BEGIN Task data
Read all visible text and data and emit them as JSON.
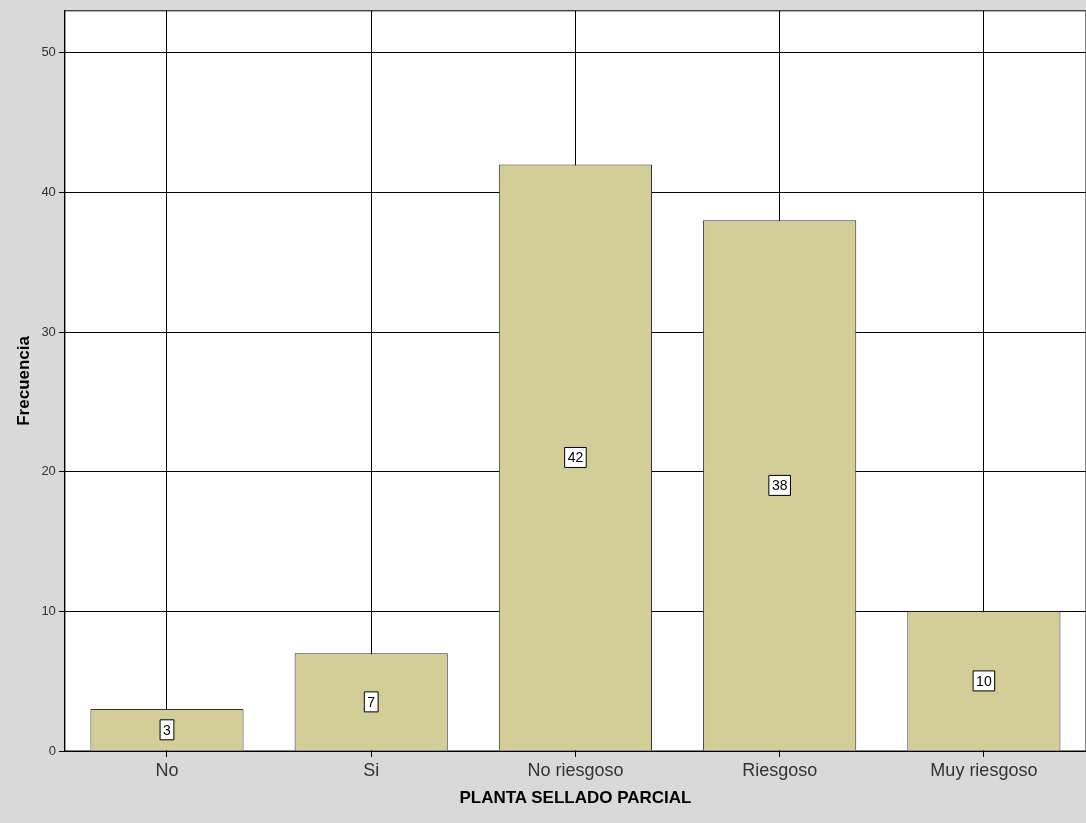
{
  "chart_data": {
    "type": "bar",
    "xlabel": "PLANTA SELLADO PARCIAL",
    "ylabel": "Frecuencia",
    "categories": [
      "No",
      "Si",
      "No riesgoso",
      "Riesgoso",
      "Muy riesgoso"
    ],
    "values": [
      3,
      7,
      42,
      38,
      10
    ],
    "color": "#d3ce97",
    "ylim": [
      0,
      53
    ],
    "yticks": [
      0,
      10,
      20,
      30,
      40,
      50
    ],
    "grid": true,
    "legend": false,
    "data_labels": true
  }
}
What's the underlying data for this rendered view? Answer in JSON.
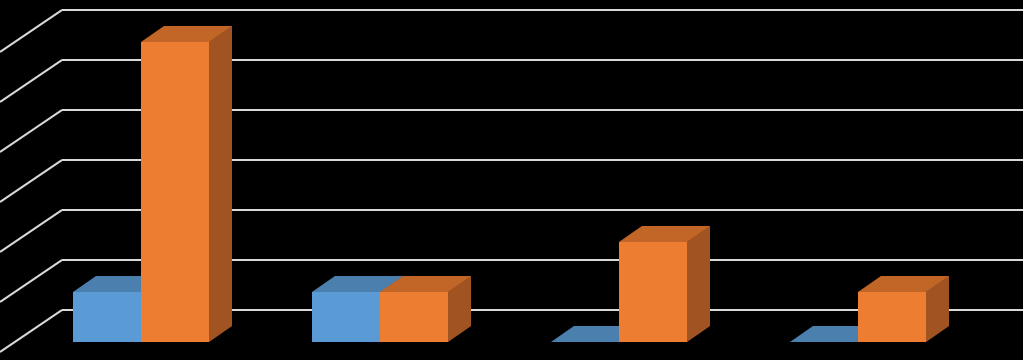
{
  "chart_data": {
    "type": "bar3d",
    "categories": [
      null,
      null,
      null,
      null
    ],
    "series": [
      {
        "color": "#5b9bd5",
        "values": [
          1,
          1,
          0,
          0
        ]
      },
      {
        "color": "#ed7d31",
        "values": [
          6,
          1,
          2,
          1
        ]
      }
    ],
    "ylim": [
      0,
      6
    ],
    "yticks": [
      0,
      1,
      2,
      3,
      4,
      5,
      6
    ],
    "grid": true,
    "background": "#000000",
    "grid_color": "#d9d9d9"
  }
}
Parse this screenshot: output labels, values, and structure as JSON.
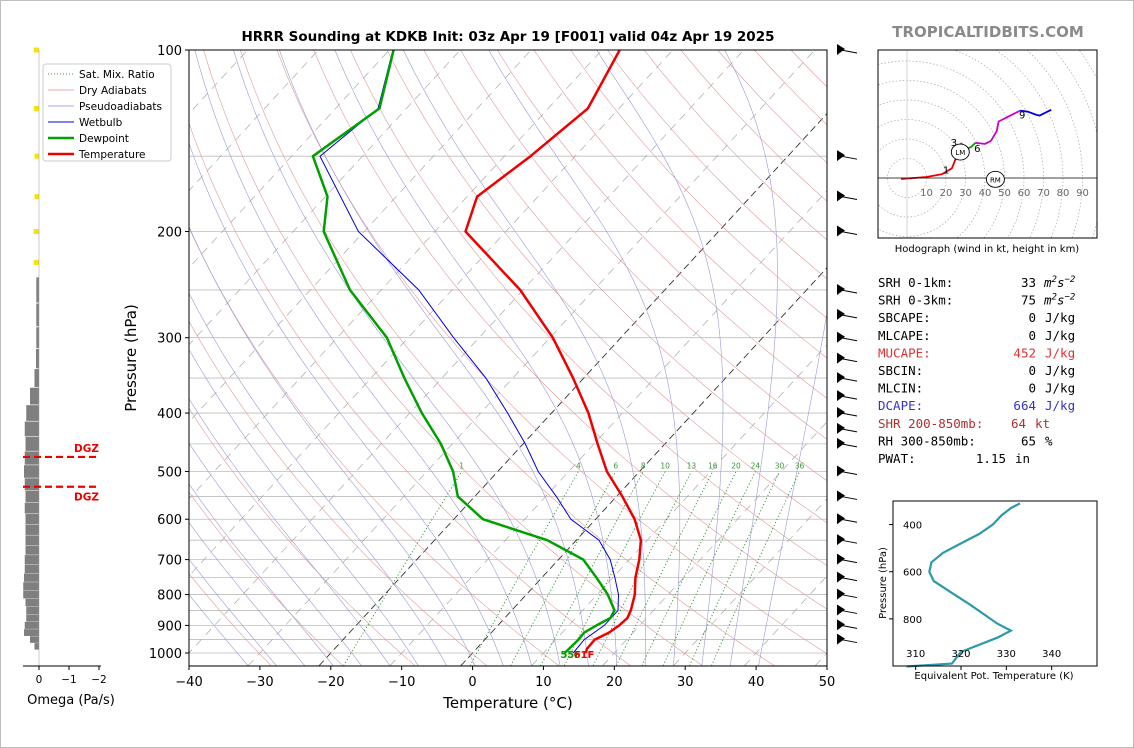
{
  "chart_data": {
    "type": "skew-t sounding",
    "title": "HRRR Sounding at KDKB Init: 03z Apr 19 [F001] valid 04z Apr 19 2025",
    "watermark": "TROPICALTIDBITS.COM",
    "xlabel": "Temperature (°C)",
    "ylabel": "Pressure (hPa)",
    "xlim": [
      -40,
      50
    ],
    "ylim": [
      1050,
      100
    ],
    "y_scale": "log",
    "x_ticks": [
      -40,
      -30,
      -20,
      -10,
      0,
      10,
      20,
      30,
      40,
      50
    ],
    "y_ticks": [
      100,
      200,
      300,
      400,
      500,
      600,
      700,
      800,
      900,
      1000
    ],
    "mixing_ratio_labels": [
      "1",
      "4",
      "6",
      "8",
      "10",
      "13",
      "16",
      "20",
      "24",
      "30",
      "36"
    ],
    "legend": {
      "placement": "upper-left",
      "entries": [
        {
          "label": "Sat. Mix. Ratio",
          "color": "#3a9a3a",
          "style": "dotted"
        },
        {
          "label": "Dry Adiabats",
          "color": "#e8a8a8",
          "style": "solid"
        },
        {
          "label": "Pseudoadiabats",
          "color": "#a8a8e0",
          "style": "solid"
        },
        {
          "label": "Wetbulb",
          "color": "#0000dd",
          "style": "solid"
        },
        {
          "label": "Dewpoint",
          "color": "#00a000",
          "style": "solid"
        },
        {
          "label": "Temperature",
          "color": "#ee0000",
          "style": "solid"
        }
      ]
    },
    "temperature": [
      [
        1000,
        16
      ],
      [
        985,
        15.6
      ],
      [
        950,
        15.5
      ],
      [
        925,
        16.6
      ],
      [
        900,
        17.1
      ],
      [
        875,
        17.3
      ],
      [
        850,
        16.8
      ],
      [
        800,
        15.3
      ],
      [
        750,
        13.2
      ],
      [
        700,
        11.4
      ],
      [
        650,
        9.1
      ],
      [
        600,
        5.5
      ],
      [
        550,
        0.8
      ],
      [
        500,
        -4.6
      ],
      [
        450,
        -9.5
      ],
      [
        400,
        -14.8
      ],
      [
        350,
        -21.5
      ],
      [
        300,
        -29.6
      ],
      [
        250,
        -40.4
      ],
      [
        200,
        -55.7
      ],
      [
        175,
        -58.6
      ],
      [
        150,
        -56.3
      ],
      [
        125,
        -54.4
      ],
      [
        100,
        -57.5
      ]
    ],
    "dewpoint": [
      [
        1000,
        13
      ],
      [
        950,
        13.2
      ],
      [
        925,
        13.1
      ],
      [
        900,
        13.9
      ],
      [
        875,
        14.9
      ],
      [
        850,
        14.5
      ],
      [
        800,
        11.5
      ],
      [
        750,
        7.7
      ],
      [
        700,
        3.5
      ],
      [
        650,
        -4.1
      ],
      [
        600,
        -15.9
      ],
      [
        550,
        -22.4
      ],
      [
        500,
        -26.3
      ],
      [
        450,
        -31.6
      ],
      [
        400,
        -38.3
      ],
      [
        350,
        -45.3
      ],
      [
        300,
        -53
      ],
      [
        250,
        -64.4
      ],
      [
        200,
        -75.7
      ],
      [
        175,
        -79.7
      ],
      [
        150,
        -87
      ],
      [
        125,
        -83.8
      ],
      [
        100,
        -89.4
      ]
    ],
    "wetbulb": [
      [
        1000,
        14.2
      ],
      [
        950,
        14
      ],
      [
        900,
        15
      ],
      [
        850,
        15
      ],
      [
        800,
        13
      ],
      [
        750,
        10.3
      ],
      [
        700,
        7.3
      ],
      [
        650,
        3.2
      ],
      [
        600,
        -3.5
      ],
      [
        550,
        -8.5
      ],
      [
        500,
        -14.3
      ],
      [
        450,
        -19.7
      ],
      [
        400,
        -26.2
      ],
      [
        350,
        -33.8
      ],
      [
        300,
        -43.6
      ],
      [
        250,
        -54.7
      ],
      [
        200,
        -70.8
      ],
      [
        150,
        -86
      ],
      [
        125,
        -84
      ],
      [
        100,
        -89.5
      ]
    ],
    "surface_labels": {
      "dewpoint": "55F",
      "temperature": "61F"
    },
    "wind_barb_levels": [
      100,
      150,
      175,
      200,
      250,
      275,
      300,
      325,
      350,
      375,
      400,
      425,
      450,
      500,
      550,
      600,
      650,
      700,
      750,
      800,
      850,
      900,
      950
    ],
    "omega": {
      "xlabel": "Omega (Pa/s)",
      "x_ticks": [
        "0",
        "−1",
        "−2"
      ],
      "dgz_labels": [
        "DGZ",
        "DGZ"
      ],
      "dgz_bounds_hpa": [
        473,
        530
      ],
      "bar_color_upper": "#f5e311",
      "bar_color_lower": "#7f7f7f",
      "values": [
        [
          100,
          0.35
        ],
        [
          125,
          0.35
        ],
        [
          150,
          0.3
        ],
        [
          175,
          0.3
        ],
        [
          200,
          0.35
        ],
        [
          225,
          0.35
        ],
        [
          250,
          0.18
        ],
        [
          275,
          0.18
        ],
        [
          300,
          0.18
        ],
        [
          325,
          0.2
        ],
        [
          350,
          0.3
        ],
        [
          375,
          0.6
        ],
        [
          400,
          0.85
        ],
        [
          425,
          0.95
        ],
        [
          450,
          0.9
        ],
        [
          475,
          0.95
        ],
        [
          500,
          1.0
        ],
        [
          525,
          0.95
        ],
        [
          550,
          0.9
        ],
        [
          575,
          0.95
        ],
        [
          600,
          0.9
        ],
        [
          625,
          0.9
        ],
        [
          650,
          0.9
        ],
        [
          675,
          0.9
        ],
        [
          700,
          0.95
        ],
        [
          725,
          0.95
        ],
        [
          750,
          1.0
        ],
        [
          775,
          1.05
        ],
        [
          800,
          1.05
        ],
        [
          825,
          0.9
        ],
        [
          850,
          0.85
        ],
        [
          875,
          0.85
        ],
        [
          900,
          0.95
        ],
        [
          925,
          1.0
        ],
        [
          950,
          0.6
        ],
        [
          975,
          0.3
        ]
      ]
    },
    "hodograph": {
      "caption": "Hodograph (wind in kt, height in km)",
      "ring_labels": [
        "10",
        "20",
        "30",
        "40",
        "50",
        "60",
        "70",
        "80",
        "90"
      ],
      "height_labels": [
        "1",
        "2",
        "3",
        "6",
        "9"
      ],
      "storm_motion_labels": [
        "LM",
        "RM"
      ],
      "storm_motion_kt": {
        "LM": [
          14,
          21
        ],
        "RM": [
          32,
          7
        ]
      },
      "segments": [
        {
          "color": "#ee0000",
          "points": [
            [
              -3,
              -0.5
            ],
            [
              10,
              0.5
            ],
            [
              18,
              2
            ],
            [
              23,
              5
            ],
            [
              25,
              10
            ],
            [
              26,
              14
            ],
            [
              27,
              16
            ],
            [
              28,
              18
            ]
          ]
        },
        {
          "color": "#00a000",
          "points": [
            [
              28,
              18
            ],
            [
              28,
              15
            ],
            [
              30,
              14.5
            ],
            [
              33,
              16
            ],
            [
              35,
              18
            ]
          ]
        },
        {
          "color": "#cc00cc",
          "points": [
            [
              35,
              18
            ],
            [
              40,
              17.5
            ],
            [
              43,
              19
            ],
            [
              46,
              24
            ],
            [
              47,
              29
            ],
            [
              51,
              31
            ],
            [
              54,
              32.5
            ],
            [
              58,
              34.5
            ]
          ]
        },
        {
          "color": "#0000dd",
          "points": [
            [
              58,
              34.5
            ],
            [
              62,
              34
            ],
            [
              66,
              32.5
            ],
            [
              68,
              32
            ],
            [
              72,
              34
            ],
            [
              74,
              35
            ]
          ]
        }
      ]
    },
    "parameters": [
      {
        "label": "SRH 0-1km:",
        "value": "33",
        "unit": "m2s-2",
        "color": "#000000"
      },
      {
        "label": "SRH 0-3km:",
        "value": "75",
        "unit": "m2s-2",
        "color": "#000000"
      },
      {
        "label": "SBCAPE:",
        "value": "0",
        "unit": "J/kg",
        "color": "#000000"
      },
      {
        "label": "MLCAPE:",
        "value": "0",
        "unit": "J/kg",
        "color": "#000000"
      },
      {
        "label": "MUCAPE:",
        "value": "452",
        "unit": "J/kg",
        "color": "#dd3333"
      },
      {
        "label": "SBCIN:",
        "value": "0",
        "unit": "J/kg",
        "color": "#000000"
      },
      {
        "label": "MLCIN:",
        "value": "0",
        "unit": "J/kg",
        "color": "#000000"
      },
      {
        "label": "DCAPE:",
        "value": "664",
        "unit": "J/kg",
        "color": "#3333cc"
      },
      {
        "label": "SHR 200-850mb:",
        "value": "64",
        "unit": "kt",
        "color": "#b03030"
      },
      {
        "label": "RH 300-850mb:",
        "value": "65",
        "unit": "%",
        "color": "#000000"
      },
      {
        "label": "PWAT:",
        "value": "1.15",
        "unit": "in",
        "color": "#000000"
      }
    ],
    "theta_e": {
      "xlabel": "Equivalent Pot. Temperature (K)",
      "ylabel": "Pressure (hPa)",
      "xlim": [
        305,
        350
      ],
      "ylim": [
        1000,
        300
      ],
      "x_ticks": [
        310,
        320,
        330,
        340
      ],
      "y_ticks": [
        400,
        600,
        800
      ],
      "points": [
        [
          308,
          1002
        ],
        [
          318,
          990
        ],
        [
          320,
          940
        ],
        [
          328,
          880
        ],
        [
          331,
          850
        ],
        [
          328,
          820
        ],
        [
          325,
          780
        ],
        [
          322,
          740
        ],
        [
          318,
          690
        ],
        [
          314,
          640
        ],
        [
          313,
          600
        ],
        [
          313.5,
          560
        ],
        [
          316,
          520
        ],
        [
          320,
          480
        ],
        [
          324,
          440
        ],
        [
          327,
          400
        ],
        [
          329,
          360
        ],
        [
          331,
          330
        ],
        [
          333,
          310
        ]
      ]
    }
  }
}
END Task data
Do this
Show each line holding the word "JSON".

Output for this task
Read all visible text and data and emit them as JSON.
What's the underlying data for this rendered view? Answer in JSON.
Parse this screenshot: output labels, values, and structure as JSON.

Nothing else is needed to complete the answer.